Tally each line where the word "develop" occurs, then give only the total.

[Dataset items]
* Begin *
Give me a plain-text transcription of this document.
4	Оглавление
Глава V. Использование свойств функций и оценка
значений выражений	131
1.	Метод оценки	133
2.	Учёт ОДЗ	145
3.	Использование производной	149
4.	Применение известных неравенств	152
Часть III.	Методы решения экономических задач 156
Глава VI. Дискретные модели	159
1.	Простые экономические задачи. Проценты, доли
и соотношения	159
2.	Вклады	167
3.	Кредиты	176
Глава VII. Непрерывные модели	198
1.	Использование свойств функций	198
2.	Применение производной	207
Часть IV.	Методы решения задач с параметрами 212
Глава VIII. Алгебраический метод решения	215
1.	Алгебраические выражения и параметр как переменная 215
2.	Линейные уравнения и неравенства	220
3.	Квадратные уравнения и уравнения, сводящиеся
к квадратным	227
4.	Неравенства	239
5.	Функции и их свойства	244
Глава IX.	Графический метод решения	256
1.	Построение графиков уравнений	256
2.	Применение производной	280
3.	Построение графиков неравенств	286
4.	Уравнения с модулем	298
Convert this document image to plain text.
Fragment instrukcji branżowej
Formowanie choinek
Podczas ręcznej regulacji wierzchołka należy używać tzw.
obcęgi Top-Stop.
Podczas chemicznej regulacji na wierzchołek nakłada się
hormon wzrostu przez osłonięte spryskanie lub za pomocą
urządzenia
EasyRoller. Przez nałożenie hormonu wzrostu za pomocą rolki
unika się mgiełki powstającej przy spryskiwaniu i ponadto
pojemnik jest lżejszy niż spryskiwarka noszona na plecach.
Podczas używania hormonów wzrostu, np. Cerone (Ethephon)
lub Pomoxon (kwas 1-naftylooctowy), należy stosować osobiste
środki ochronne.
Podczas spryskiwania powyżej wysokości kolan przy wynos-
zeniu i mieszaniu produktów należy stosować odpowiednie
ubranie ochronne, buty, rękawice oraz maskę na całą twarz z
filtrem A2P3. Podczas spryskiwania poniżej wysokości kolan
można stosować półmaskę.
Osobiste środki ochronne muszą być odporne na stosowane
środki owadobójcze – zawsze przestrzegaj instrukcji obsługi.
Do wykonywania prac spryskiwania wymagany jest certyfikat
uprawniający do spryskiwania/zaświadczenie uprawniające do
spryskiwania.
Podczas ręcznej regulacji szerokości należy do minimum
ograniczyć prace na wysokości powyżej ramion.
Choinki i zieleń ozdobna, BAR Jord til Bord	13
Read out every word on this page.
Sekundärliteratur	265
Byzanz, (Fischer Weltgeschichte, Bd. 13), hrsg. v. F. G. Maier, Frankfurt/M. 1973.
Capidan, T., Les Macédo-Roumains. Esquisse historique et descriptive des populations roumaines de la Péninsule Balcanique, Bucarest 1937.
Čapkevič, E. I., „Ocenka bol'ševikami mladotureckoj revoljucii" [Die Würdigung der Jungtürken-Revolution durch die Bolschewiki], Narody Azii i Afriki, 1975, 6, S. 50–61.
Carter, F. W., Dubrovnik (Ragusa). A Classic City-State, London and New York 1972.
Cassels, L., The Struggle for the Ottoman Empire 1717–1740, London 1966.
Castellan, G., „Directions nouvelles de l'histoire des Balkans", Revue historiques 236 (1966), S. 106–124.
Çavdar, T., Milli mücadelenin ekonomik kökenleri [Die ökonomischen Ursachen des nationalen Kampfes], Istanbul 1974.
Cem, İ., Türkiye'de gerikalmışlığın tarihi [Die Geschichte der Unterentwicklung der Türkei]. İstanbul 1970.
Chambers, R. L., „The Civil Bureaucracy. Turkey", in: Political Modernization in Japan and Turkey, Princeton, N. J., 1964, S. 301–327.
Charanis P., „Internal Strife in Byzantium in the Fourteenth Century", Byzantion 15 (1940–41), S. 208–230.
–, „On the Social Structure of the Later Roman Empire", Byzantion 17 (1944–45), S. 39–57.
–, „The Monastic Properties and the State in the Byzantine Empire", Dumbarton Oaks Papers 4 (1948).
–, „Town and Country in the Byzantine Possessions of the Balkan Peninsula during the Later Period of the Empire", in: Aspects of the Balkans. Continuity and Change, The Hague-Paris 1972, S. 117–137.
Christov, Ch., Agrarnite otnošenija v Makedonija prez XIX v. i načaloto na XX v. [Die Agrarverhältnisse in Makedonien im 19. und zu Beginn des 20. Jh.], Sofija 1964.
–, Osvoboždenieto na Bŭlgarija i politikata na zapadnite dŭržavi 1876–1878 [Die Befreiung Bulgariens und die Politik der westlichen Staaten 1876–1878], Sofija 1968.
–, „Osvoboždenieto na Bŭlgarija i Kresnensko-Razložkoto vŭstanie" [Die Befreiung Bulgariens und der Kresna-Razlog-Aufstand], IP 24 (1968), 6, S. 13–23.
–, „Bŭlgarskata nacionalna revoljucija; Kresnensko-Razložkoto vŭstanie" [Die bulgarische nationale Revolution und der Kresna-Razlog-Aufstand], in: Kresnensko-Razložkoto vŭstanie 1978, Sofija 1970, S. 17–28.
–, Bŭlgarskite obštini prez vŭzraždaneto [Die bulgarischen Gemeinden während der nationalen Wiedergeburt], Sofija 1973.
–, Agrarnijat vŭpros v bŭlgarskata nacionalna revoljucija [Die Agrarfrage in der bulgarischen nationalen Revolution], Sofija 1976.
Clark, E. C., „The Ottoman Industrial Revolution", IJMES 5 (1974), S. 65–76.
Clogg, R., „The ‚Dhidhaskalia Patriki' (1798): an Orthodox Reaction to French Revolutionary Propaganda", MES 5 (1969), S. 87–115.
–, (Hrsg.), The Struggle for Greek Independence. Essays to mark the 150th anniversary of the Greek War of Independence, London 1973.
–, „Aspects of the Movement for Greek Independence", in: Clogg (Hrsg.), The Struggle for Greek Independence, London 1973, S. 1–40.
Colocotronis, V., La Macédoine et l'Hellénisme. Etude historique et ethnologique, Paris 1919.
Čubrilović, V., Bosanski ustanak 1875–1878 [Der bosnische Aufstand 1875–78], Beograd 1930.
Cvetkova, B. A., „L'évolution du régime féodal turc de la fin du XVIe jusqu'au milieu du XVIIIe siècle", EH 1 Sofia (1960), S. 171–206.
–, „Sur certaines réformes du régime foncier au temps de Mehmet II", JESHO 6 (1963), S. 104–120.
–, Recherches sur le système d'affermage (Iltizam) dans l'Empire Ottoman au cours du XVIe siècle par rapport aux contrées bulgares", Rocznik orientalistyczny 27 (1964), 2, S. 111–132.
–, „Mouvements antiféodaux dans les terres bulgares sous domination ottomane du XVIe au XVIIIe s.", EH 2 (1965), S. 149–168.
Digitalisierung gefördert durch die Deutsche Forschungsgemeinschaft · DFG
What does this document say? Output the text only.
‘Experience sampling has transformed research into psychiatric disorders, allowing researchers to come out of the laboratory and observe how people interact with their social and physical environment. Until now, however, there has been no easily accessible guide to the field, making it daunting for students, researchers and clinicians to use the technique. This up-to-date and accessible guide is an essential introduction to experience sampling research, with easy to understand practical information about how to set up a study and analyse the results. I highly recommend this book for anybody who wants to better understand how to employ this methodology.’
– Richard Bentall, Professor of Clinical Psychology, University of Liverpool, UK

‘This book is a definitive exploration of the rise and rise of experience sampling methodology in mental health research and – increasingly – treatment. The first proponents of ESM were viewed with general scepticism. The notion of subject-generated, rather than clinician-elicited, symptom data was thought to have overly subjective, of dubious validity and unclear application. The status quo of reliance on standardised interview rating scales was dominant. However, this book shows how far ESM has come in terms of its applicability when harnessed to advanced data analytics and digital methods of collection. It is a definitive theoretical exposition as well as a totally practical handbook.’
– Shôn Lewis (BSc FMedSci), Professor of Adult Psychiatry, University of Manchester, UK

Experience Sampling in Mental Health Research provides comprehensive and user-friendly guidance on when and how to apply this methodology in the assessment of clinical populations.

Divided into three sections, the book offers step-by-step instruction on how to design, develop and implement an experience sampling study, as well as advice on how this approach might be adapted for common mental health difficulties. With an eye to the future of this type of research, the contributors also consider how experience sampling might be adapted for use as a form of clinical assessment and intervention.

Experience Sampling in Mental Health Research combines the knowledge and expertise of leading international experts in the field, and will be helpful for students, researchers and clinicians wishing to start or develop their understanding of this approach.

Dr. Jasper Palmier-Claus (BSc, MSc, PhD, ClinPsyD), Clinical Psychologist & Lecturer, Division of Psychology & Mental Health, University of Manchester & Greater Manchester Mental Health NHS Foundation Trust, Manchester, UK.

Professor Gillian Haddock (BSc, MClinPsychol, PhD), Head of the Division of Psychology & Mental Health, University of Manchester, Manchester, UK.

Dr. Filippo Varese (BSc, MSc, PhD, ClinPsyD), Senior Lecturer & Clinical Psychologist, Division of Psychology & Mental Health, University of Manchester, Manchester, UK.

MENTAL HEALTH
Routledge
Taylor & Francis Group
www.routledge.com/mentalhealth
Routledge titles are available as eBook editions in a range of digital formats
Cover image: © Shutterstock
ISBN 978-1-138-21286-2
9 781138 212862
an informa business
* End *
Result
2